> [Data supplied]
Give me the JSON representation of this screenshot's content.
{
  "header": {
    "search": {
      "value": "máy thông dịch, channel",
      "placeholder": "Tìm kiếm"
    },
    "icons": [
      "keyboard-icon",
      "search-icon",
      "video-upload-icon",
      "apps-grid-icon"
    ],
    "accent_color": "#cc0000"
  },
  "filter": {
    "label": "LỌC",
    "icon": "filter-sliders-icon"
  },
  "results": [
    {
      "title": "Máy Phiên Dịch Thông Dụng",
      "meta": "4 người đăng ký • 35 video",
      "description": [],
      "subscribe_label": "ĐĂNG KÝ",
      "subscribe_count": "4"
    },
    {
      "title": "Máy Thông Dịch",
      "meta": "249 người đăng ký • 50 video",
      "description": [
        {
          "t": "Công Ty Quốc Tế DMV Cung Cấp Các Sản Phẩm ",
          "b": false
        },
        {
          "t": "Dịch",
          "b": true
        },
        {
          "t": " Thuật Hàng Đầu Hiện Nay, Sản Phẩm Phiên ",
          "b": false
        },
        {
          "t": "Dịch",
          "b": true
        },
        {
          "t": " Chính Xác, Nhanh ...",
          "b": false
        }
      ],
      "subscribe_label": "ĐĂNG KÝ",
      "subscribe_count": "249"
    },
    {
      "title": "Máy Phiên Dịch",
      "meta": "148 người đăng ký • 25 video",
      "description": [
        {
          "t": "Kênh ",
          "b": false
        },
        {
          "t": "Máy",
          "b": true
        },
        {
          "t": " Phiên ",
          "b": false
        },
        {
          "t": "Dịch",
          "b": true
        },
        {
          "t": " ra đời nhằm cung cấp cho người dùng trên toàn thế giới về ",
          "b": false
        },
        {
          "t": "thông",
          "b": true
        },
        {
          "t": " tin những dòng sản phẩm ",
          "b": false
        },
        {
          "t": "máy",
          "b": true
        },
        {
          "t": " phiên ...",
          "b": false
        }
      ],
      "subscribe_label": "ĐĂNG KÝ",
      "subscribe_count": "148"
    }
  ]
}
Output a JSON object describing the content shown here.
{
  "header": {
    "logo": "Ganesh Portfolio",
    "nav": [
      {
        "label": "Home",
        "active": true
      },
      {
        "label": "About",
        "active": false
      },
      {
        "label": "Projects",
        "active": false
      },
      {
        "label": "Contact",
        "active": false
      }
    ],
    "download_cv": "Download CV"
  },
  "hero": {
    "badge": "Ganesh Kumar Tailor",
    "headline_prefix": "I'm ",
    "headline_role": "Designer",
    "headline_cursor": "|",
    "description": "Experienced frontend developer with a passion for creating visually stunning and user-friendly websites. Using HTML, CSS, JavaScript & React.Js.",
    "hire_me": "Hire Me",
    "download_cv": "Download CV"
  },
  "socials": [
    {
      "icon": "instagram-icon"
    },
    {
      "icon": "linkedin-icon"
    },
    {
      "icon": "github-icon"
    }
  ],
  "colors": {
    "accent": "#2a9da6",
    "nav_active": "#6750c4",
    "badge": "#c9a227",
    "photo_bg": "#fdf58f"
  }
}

> [What this task involves]
Output exactly the lines from the one containing "Output a JSON" through the last line of the entries, both ends included.

> [Finished answer]
Output a JSON object describing the content shown here.
{
  "header": {
    "logo": "Ganesh Portfolio",
    "nav": [
      {
        "label": "Home",
        "active": true
      },
      {
        "label": "About",
        "active": false
      },
      {
        "label": "Projects",
        "active": false
      },
      {
        "label": "Contact",
        "active": false
      }
    ],
    "download_cv": "Download CV"
  },
  "hero": {
    "badge": "Ganesh Kumar Tailor",
    "headline_prefix": "I'm ",
    "headline_role": "Designer",
    "headline_cursor": "|",
    "description": "Experienced frontend developer with a passion for creating visually stunning and user-friendly websites. Using HTML, CSS, JavaScript & React.Js.",
    "hire_me": "Hire Me",
    "download_cv": "Download CV"
  },
  "socials": [
    {
      "icon": "instagram-icon"
    },
    {
      "icon": "linkedin-icon"
    },
    {
      "icon": "github-icon"
    }
  ],
  "colors": {
    "accent": "#2a9da6",
    "nav_active": "#6750c4",
    "badge": "#c9a227",
    "photo_bg": "#fdf58f"
  }
}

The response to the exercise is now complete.